• Task details: Identify the lines that contain the string "الوطني" and copy all of them.

• Source records:
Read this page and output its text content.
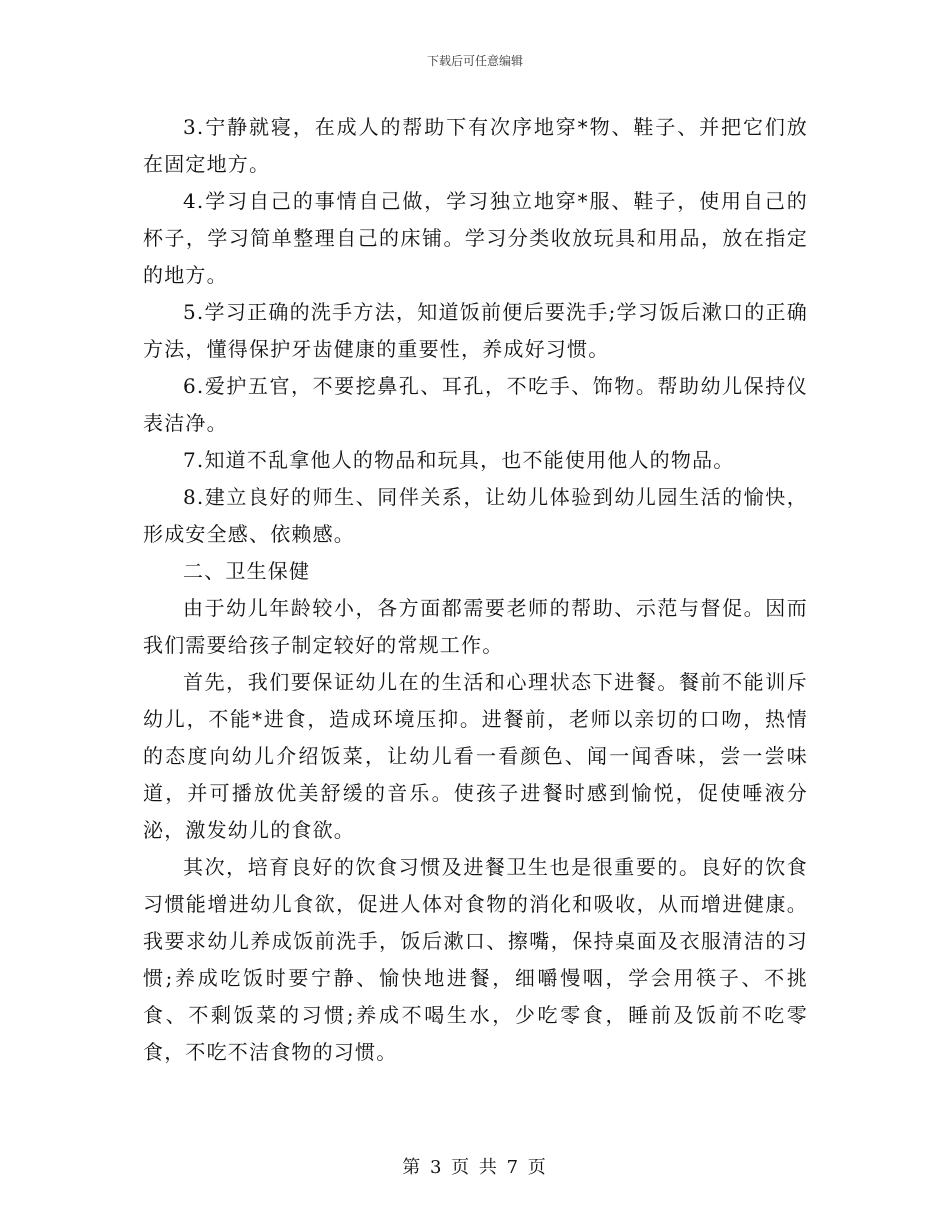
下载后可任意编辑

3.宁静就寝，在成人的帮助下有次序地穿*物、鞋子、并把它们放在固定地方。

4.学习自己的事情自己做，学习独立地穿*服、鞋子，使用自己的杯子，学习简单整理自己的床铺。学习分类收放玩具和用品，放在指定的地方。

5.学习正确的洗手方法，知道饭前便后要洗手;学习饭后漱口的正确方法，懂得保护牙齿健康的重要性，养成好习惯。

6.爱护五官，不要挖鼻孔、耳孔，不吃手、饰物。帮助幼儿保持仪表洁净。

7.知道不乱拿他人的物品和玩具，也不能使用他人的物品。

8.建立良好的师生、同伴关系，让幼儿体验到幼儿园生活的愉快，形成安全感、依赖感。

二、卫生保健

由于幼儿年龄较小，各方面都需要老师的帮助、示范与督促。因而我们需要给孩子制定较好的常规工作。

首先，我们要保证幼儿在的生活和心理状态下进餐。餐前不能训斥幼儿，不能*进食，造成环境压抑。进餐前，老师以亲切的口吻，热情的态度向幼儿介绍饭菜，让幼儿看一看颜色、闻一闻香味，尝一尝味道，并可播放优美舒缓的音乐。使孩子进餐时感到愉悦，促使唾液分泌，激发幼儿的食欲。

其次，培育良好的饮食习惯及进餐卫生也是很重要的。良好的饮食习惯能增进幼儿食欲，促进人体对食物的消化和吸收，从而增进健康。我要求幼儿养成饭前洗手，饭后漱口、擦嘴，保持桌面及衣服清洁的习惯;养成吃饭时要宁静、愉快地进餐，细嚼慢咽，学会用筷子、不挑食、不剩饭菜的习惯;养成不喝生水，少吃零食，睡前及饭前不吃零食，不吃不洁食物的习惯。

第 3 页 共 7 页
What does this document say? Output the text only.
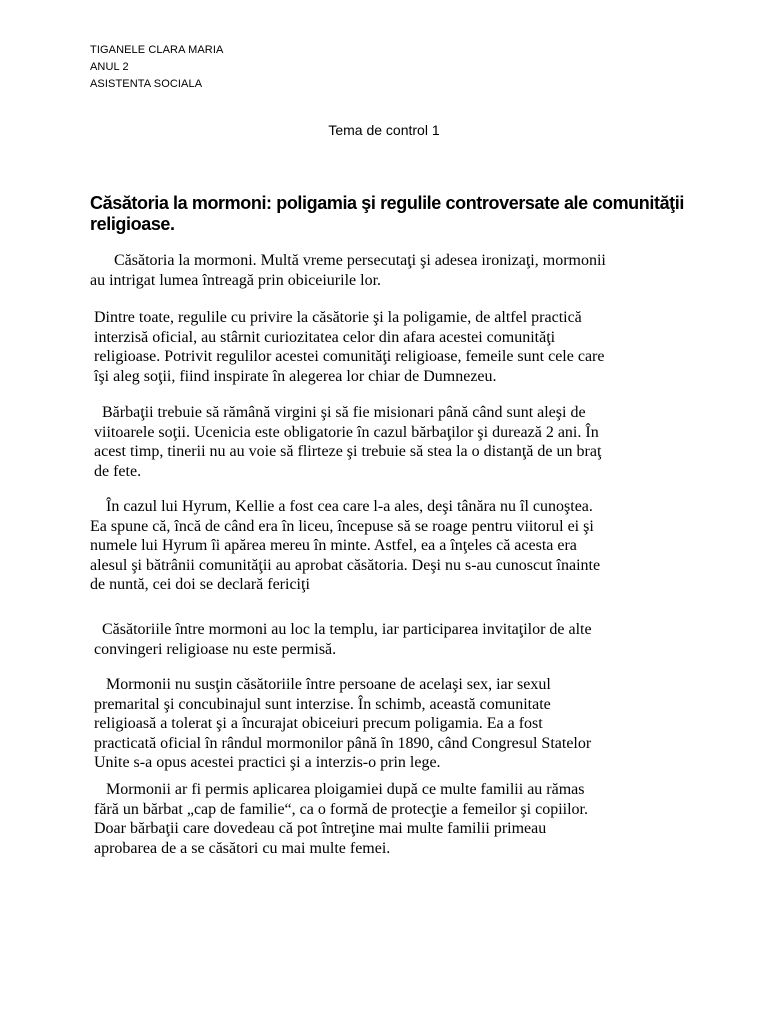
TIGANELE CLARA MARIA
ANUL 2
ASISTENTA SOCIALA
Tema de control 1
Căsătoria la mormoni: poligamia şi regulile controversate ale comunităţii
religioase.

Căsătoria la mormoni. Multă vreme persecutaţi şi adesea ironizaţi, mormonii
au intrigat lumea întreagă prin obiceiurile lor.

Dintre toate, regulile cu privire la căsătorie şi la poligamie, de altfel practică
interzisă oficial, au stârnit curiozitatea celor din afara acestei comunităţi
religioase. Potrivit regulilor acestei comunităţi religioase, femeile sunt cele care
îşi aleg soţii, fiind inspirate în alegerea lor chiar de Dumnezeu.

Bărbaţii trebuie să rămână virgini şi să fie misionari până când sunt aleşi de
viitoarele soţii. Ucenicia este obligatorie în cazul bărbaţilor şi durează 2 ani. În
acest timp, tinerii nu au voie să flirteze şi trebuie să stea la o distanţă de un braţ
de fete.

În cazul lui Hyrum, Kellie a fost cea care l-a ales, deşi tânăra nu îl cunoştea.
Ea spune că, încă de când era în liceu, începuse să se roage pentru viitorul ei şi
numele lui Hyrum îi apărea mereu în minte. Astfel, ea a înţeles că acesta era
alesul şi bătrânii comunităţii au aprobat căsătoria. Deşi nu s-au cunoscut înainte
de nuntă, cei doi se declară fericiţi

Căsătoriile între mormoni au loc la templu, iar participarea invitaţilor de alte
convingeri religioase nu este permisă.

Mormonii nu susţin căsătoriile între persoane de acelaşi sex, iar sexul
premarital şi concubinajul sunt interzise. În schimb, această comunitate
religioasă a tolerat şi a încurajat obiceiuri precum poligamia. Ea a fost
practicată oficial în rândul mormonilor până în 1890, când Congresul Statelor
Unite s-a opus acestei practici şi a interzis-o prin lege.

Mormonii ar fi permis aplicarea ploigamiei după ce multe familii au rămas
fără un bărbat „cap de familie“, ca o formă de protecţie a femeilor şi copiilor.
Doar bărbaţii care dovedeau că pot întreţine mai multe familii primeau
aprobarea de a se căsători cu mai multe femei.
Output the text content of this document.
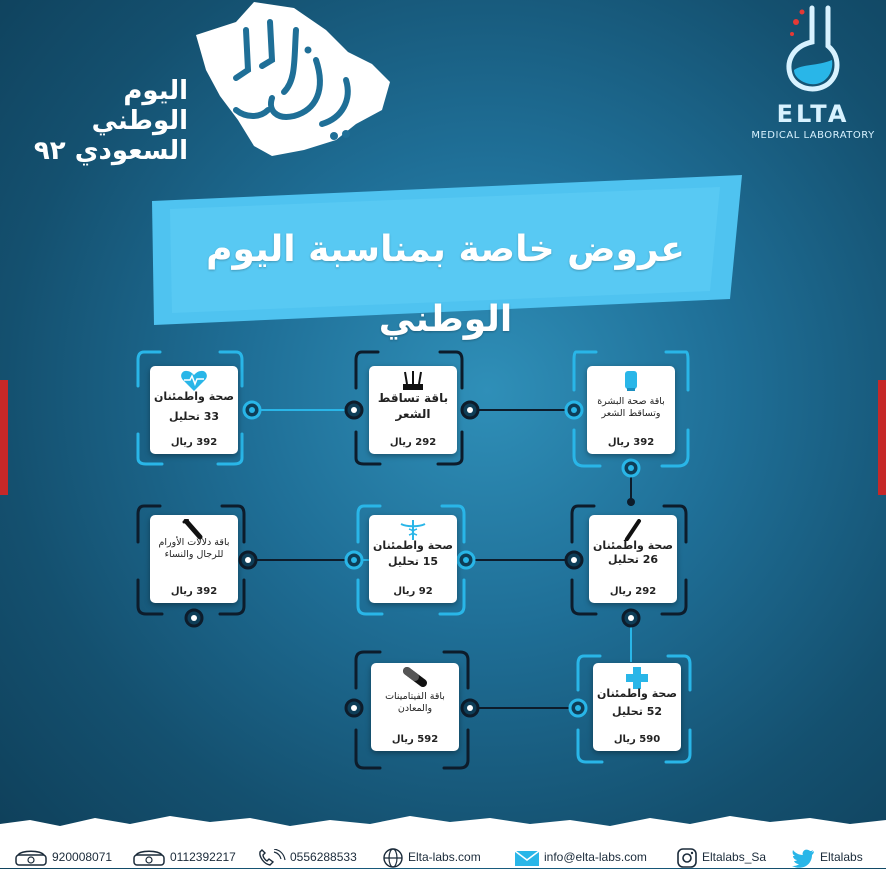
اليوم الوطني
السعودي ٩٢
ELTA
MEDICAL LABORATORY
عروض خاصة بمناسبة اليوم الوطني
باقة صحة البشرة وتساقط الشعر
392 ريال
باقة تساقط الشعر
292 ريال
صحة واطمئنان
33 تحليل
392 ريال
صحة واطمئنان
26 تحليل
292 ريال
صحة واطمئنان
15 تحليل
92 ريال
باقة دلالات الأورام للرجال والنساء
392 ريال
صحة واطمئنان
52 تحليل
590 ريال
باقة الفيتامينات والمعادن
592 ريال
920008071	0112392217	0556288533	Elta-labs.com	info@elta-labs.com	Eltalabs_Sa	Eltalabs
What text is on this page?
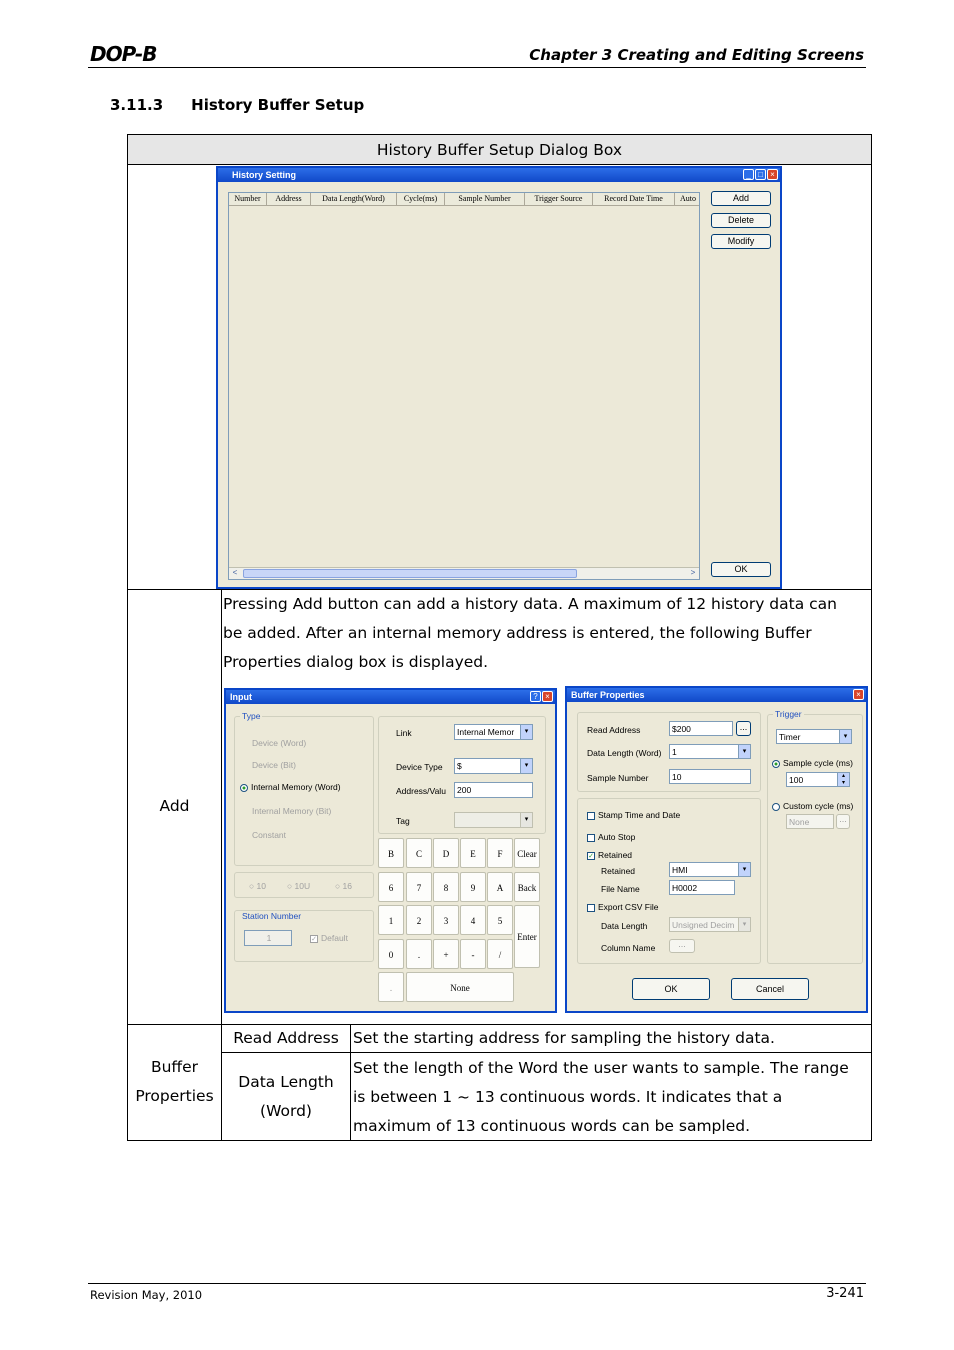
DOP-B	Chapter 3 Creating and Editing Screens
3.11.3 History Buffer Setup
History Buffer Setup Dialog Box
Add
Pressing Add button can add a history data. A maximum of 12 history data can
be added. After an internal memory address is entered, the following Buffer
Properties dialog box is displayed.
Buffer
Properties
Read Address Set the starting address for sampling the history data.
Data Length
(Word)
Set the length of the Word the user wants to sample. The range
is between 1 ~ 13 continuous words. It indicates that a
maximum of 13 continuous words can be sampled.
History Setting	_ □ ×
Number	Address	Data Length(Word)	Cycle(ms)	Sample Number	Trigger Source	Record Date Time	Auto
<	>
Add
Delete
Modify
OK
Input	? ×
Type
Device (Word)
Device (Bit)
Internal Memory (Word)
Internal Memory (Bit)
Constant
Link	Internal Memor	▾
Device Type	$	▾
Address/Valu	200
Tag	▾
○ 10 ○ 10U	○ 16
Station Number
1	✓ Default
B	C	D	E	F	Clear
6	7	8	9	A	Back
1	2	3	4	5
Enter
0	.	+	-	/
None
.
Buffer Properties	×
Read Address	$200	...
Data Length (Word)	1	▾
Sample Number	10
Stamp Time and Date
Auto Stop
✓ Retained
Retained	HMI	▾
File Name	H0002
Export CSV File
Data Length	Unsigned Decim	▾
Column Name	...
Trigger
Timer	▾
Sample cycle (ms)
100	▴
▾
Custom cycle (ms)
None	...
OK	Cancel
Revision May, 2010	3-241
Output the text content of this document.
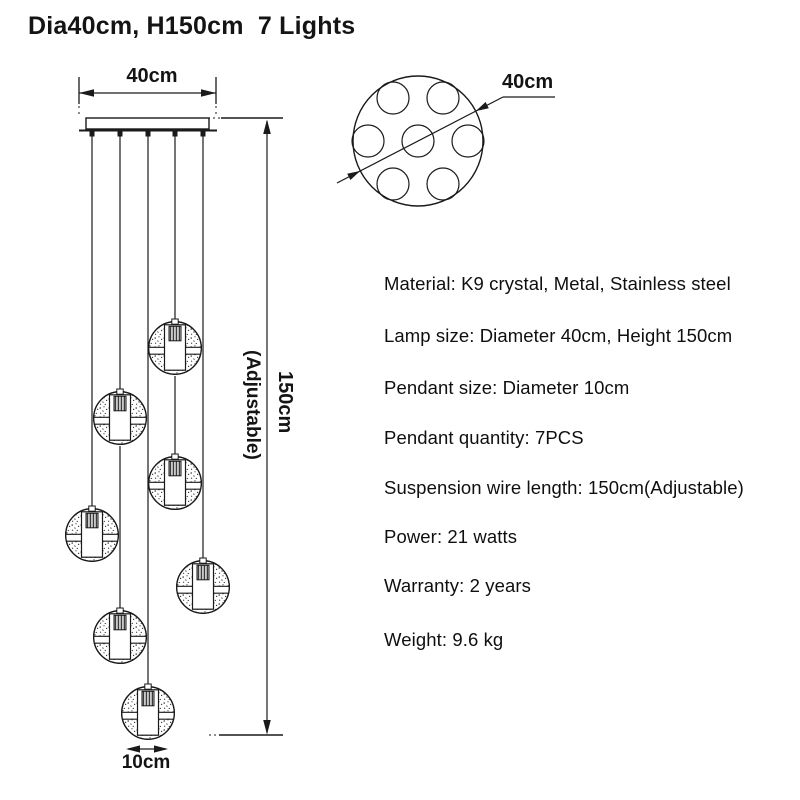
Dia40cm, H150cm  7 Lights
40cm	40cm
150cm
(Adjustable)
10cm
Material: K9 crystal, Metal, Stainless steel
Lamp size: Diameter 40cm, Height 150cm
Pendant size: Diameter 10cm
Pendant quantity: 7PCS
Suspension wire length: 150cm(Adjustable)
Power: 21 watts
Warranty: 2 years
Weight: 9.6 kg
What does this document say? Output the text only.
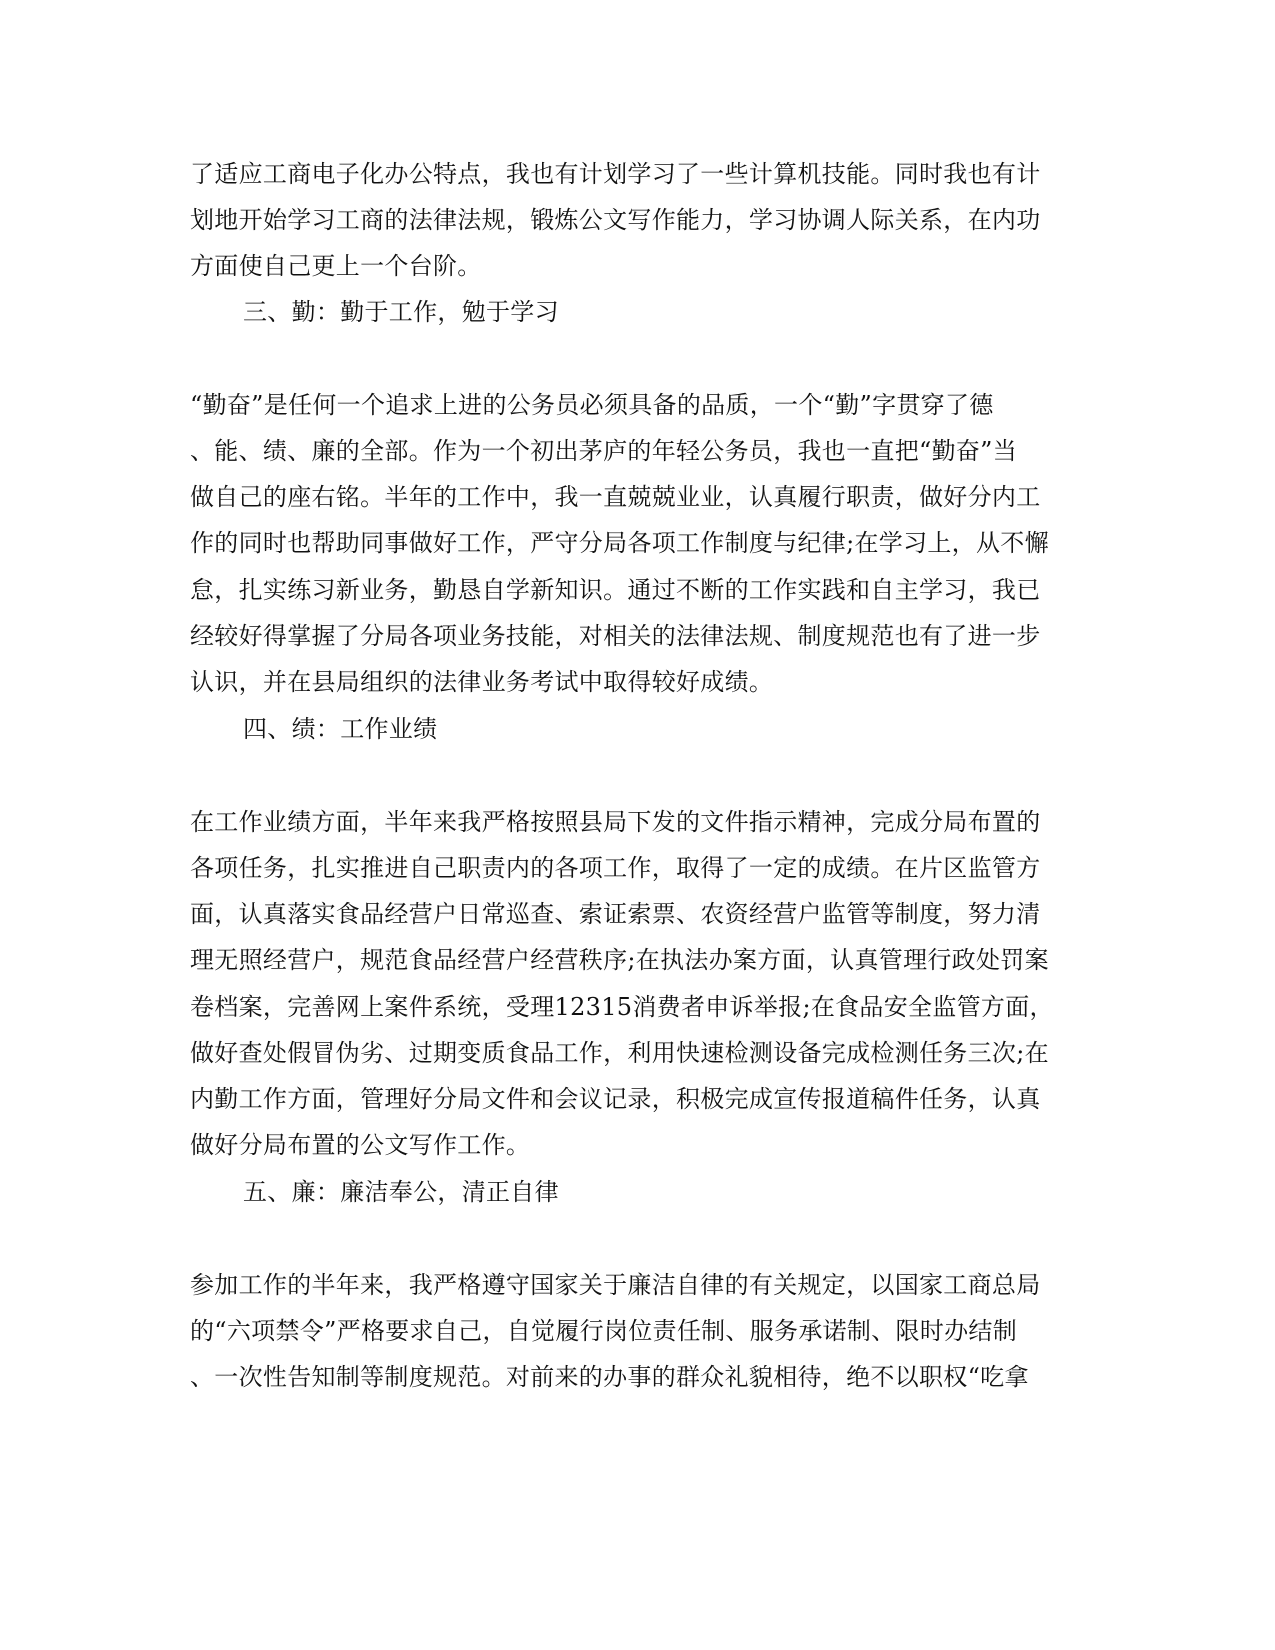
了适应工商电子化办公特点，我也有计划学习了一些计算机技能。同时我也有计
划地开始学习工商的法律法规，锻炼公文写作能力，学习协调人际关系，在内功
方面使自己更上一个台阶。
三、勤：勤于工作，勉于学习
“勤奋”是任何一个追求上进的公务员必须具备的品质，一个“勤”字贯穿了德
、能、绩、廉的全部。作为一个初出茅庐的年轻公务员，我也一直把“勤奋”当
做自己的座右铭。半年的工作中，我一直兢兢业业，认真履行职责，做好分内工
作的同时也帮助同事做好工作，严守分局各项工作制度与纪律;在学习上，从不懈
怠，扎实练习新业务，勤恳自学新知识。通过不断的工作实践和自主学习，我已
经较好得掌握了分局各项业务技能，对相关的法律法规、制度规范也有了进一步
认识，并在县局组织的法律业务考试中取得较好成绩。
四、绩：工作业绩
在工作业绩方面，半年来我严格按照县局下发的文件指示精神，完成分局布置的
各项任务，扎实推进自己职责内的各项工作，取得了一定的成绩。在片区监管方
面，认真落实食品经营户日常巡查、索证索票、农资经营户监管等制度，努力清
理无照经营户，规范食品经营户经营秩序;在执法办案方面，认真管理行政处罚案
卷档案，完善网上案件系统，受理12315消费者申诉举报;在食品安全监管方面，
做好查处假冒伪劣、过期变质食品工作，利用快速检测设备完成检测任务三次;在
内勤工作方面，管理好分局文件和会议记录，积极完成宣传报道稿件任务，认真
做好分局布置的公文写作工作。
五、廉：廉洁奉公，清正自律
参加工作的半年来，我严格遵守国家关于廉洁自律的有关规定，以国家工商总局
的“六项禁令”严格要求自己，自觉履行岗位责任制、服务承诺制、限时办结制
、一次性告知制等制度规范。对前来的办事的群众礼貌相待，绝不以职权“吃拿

• Written response:
اليوم الوطني
عروض خاصة بمناسبة اليوم الوطني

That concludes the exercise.